* Stated task *
Write out the full listing again, exactly as it stands.

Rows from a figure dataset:
● ● ●

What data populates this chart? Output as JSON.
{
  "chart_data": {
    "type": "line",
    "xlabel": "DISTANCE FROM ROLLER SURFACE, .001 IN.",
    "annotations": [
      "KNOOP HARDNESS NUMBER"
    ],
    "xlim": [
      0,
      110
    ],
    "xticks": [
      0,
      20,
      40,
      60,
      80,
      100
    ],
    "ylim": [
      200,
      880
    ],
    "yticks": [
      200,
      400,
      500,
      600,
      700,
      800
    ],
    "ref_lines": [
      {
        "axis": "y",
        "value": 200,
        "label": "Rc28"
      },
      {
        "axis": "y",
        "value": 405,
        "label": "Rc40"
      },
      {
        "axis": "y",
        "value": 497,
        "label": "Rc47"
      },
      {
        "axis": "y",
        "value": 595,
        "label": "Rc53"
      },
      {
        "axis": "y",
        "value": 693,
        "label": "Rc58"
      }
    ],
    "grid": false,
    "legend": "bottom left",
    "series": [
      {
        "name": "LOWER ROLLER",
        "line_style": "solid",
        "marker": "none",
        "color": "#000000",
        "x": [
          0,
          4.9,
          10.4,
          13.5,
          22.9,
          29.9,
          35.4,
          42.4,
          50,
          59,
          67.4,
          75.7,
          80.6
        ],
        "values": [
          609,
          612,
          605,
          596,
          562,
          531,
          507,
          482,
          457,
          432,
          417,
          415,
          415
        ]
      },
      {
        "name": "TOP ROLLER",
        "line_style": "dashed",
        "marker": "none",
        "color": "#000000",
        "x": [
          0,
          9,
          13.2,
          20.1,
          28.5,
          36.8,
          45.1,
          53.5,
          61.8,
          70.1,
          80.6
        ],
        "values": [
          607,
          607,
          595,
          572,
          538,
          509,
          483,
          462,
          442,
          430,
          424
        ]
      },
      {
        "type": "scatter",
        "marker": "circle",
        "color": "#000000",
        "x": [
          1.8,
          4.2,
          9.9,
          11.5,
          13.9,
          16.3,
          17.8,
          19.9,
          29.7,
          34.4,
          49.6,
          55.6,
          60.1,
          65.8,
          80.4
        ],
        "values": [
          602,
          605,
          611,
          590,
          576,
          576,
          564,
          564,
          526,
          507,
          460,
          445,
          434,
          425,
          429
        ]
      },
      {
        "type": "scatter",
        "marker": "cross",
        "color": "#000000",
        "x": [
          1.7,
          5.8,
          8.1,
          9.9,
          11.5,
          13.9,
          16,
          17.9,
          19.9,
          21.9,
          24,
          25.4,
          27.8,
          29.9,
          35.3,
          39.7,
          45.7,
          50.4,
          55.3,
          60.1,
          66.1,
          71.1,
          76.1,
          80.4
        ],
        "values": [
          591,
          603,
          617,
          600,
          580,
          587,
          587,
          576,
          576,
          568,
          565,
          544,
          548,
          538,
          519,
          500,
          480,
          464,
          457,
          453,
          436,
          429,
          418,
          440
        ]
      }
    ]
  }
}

● ● ●

* Exercise output *
What data populates this chart? Output as JSON.
{
  "chart_data": {
    "type": "line",
    "xlabel": "DISTANCE FROM ROLLER SURFACE, .001 IN.",
    "annotations": [
      "KNOOP HARDNESS NUMBER"
    ],
    "xlim": [
      0,
      110
    ],
    "xticks": [
      0,
      20,
      40,
      60,
      80,
      100
    ],
    "ylim": [
      200,
      880
    ],
    "yticks": [
      200,
      400,
      500,
      600,
      700,
      800
    ],
    "ref_lines": [
      {
        "axis": "y",
        "value": 200,
        "label": "Rc28"
      },
      {
        "axis": "y",
        "value": 405,
        "label": "Rc40"
      },
      {
        "axis": "y",
        "value": 497,
        "label": "Rc47"
      },
      {
        "axis": "y",
        "value": 595,
        "label": "Rc53"
      },
      {
        "axis": "y",
        "value": 693,
        "label": "Rc58"
      }
    ],
    "grid": false,
    "legend": "bottom left",
    "series": [
      {
        "name": "LOWER ROLLER",
        "line_style": "solid",
        "marker": "none",
        "color": "#000000",
        "x": [
          0,
          4.9,
          10.4,
          13.5,
          22.9,
          29.9,
          35.4,
          42.4,
          50,
          59,
          67.4,
          75.7,
          80.6
        ],
        "values": [
          609,
          612,
          605,
          596,
          562,
          531,
          507,
          482,
          457,
          432,
          417,
          415,
          415
        ]
      },
      {
        "name": "TOP ROLLER",
        "line_style": "dashed",
        "marker": "none",
        "color": "#000000",
        "x": [
          0,
          9,
          13.2,
          20.1,
          28.5,
          36.8,
          45.1,
          53.5,
          61.8,
          70.1,
          80.6
        ],
        "values": [
          607,
          607,
          595,
          572,
          538,
          509,
          483,
          462,
          442,
          430,
          424
        ]
      },
      {
        "type": "scatter",
        "marker": "circle",
        "color": "#000000",
        "x": [
          1.8,
          4.2,
          9.9,
          11.5,
          13.9,
          16.3,
          17.8,
          19.9,
          29.7,
          34.4,
          49.6,
          55.6,
          60.1,
          65.8,
          80.4
        ],
        "values": [
          602,
          605,
          611,
          590,
          576,
          576,
          564,
          564,
          526,
          507,
          460,
          445,
          434,
          425,
          429
        ]
      },
      {
        "type": "scatter",
        "marker": "cross",
        "color": "#000000",
        "x": [
          1.7,
          5.8,
          8.1,
          9.9,
          11.5,
          13.9,
          16,
          17.9,
          19.9,
          21.9,
          24,
          25.4,
          27.8,
          29.9,
          35.3,
          39.7,
          45.7,
          50.4,
          55.3,
          60.1,
          66.1,
          71.1,
          76.1,
          80.4
        ],
        "values": [
          591,
          603,
          617,
          600,
          580,
          587,
          587,
          576,
          576,
          568,
          565,
          544,
          548,
          538,
          519,
          500,
          480,
          464,
          457,
          453,
          436,
          429,
          418,
          440
        ]
      }
    ]
  }
}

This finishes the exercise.